Instructions for the task
Reproduce the entire passage below about raising the retirement age, word for word and with nothing changed.

The final point is that forcing people to work longer means that companies would have to keep people on their payroll longer, even when those folks productivity is declining. Otherwise, those firms are in violation of age discrimination laws. Normally, this writer would rant against the heartless and despicably inhuman the corporate culture is in America. But, for this scenario, a fair assessment from their perspective shall be entertained. To provide context, we can examine the hypothetical auto insurance company Nation Farm State Lizard Co (NFSLC for short) and their manager for district nine, Flo Gecko. We will make the leap that NFSLC is a fair and respectable employer (remember, we are not talking about a health insurance company) but a profit-driven company nonetheless.
Ms. Gecko’s top field agent, Justin Case, has been with the company since one month before his 24th birthday. Mr. Case is now 64 and while he is still a dedicated agent, his numbers have slipped over the past few years. Since Mr. Case does meet minimum sales obligations and has loyal repeat clients, NFSLC will keep him on until his rightful age of retirement, 65, if for no other reason than maintaining good public relations. Mandate and extra five years and now Ms. Gecko and NFSLC are put in the unenviable predicament of possibly having to let Mr. Case go, which in turn, may lead to possible lawsuits and Department of Labor and Industry complaints, not to mention the negative publicity for cutting off one of their most dedicated and popular agents six years short of retirement.
However, keeping Mr. Case on means that NFSLC accepts the loss of revenue for the next six years because Mr. Case cannot keep up the hectic pace of auto insurance sales. In this instance, our hypothetical company was deemed employee friendly. How many real life corporations would be so kind?

Dataset records
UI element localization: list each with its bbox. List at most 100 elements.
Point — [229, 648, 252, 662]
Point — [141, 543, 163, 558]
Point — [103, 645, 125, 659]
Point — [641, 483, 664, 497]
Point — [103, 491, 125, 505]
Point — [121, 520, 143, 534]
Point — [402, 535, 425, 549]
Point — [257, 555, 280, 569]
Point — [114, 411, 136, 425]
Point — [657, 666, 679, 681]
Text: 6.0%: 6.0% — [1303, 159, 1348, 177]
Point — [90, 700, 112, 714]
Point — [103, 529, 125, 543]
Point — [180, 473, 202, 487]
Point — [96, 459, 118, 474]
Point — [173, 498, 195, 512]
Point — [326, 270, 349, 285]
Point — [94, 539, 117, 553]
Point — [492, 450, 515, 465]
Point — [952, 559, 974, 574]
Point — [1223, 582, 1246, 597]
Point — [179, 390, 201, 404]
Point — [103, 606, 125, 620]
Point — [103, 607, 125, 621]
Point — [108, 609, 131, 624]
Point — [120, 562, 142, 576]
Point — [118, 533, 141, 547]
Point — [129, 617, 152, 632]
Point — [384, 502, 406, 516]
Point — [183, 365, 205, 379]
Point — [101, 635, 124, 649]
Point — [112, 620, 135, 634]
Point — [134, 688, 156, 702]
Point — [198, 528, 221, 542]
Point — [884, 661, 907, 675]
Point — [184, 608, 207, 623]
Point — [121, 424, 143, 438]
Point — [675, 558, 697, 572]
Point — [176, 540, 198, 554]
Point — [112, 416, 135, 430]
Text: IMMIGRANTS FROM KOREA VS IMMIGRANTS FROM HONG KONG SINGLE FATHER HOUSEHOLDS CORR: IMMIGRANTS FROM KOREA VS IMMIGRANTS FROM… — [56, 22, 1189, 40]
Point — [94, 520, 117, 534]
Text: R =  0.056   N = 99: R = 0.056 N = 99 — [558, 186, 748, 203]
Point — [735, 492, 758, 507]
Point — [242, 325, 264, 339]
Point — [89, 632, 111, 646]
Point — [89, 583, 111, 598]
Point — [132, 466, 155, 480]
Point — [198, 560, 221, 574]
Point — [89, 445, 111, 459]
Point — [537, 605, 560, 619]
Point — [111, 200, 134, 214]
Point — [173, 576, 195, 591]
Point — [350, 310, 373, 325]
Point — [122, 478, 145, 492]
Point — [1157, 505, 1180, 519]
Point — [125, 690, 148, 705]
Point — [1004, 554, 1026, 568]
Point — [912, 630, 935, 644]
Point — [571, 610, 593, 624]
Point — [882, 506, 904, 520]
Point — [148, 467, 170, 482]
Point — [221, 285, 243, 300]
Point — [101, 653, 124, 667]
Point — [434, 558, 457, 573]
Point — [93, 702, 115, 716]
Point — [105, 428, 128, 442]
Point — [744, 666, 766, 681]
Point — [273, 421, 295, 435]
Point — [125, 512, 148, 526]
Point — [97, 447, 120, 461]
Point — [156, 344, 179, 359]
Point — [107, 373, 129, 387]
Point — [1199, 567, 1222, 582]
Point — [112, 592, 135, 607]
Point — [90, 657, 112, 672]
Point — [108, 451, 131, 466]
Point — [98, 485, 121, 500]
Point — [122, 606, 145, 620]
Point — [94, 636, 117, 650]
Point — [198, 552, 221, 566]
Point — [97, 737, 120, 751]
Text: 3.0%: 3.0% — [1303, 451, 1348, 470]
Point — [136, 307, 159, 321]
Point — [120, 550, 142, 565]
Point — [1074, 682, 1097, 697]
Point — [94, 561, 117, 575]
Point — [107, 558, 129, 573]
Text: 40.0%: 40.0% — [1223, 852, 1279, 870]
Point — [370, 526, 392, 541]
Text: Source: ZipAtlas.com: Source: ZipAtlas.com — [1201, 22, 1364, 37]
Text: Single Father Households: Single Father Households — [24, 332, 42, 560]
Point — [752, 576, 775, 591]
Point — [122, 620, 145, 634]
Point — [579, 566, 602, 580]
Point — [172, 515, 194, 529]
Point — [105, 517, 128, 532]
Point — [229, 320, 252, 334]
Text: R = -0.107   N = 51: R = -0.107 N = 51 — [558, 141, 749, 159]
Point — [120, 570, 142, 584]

Solution
The final point is that forcing people to work longer means that companies would have to keep people on their payroll longer, even when those folks productivity is declining. Otherwise, those firms are in violation of age discrimination laws. Normally, this writer would rant against the heartless and despicably inhuman the corporate culture is in America. But, for this scenario, a fair assessment from their perspective shall be entertained. To provide context, we can examine the hypothetical auto insurance company Nation Farm State Lizard Co (NFSLC for short) and their manager for district nine, Flo Gecko. We will make the leap that NFSLC is a fair and respectable employer (remember, we are not talking about a health insurance company) but a profit-driven company nonetheless.
Ms. Gecko’s top field agent, Justin Case, has been with the company since one month before his 24th birthday. Mr. Case is now 64 and while he is still a dedicated agent, his numbers have slipped over the past few years. Since Mr. Case does meet minimum sales obligations and has loyal repeat clients, NFSLC will keep him on until his rightful age of retirement, 65, if for no other reason than maintaining good public relations. Mandate and extra five years and now Ms. Gecko and NFSLC are put in the unenviable predicament of possibly having to let Mr. Case go, which in turn, may lead to possible lawsuits and Department of Labor and Industry complaints, not to mention the negative publicity for cutting off one of their most dedicated and popular agents six years short of retirement.
However, keeping Mr. Case on means that NFSLC accepts the loss of revenue for the next six years because Mr. Case cannot keep up the hectic pace of auto insurance sales. In this instance, our hypothetical company was deemed employee friendly. How many real life corporations would be so kind?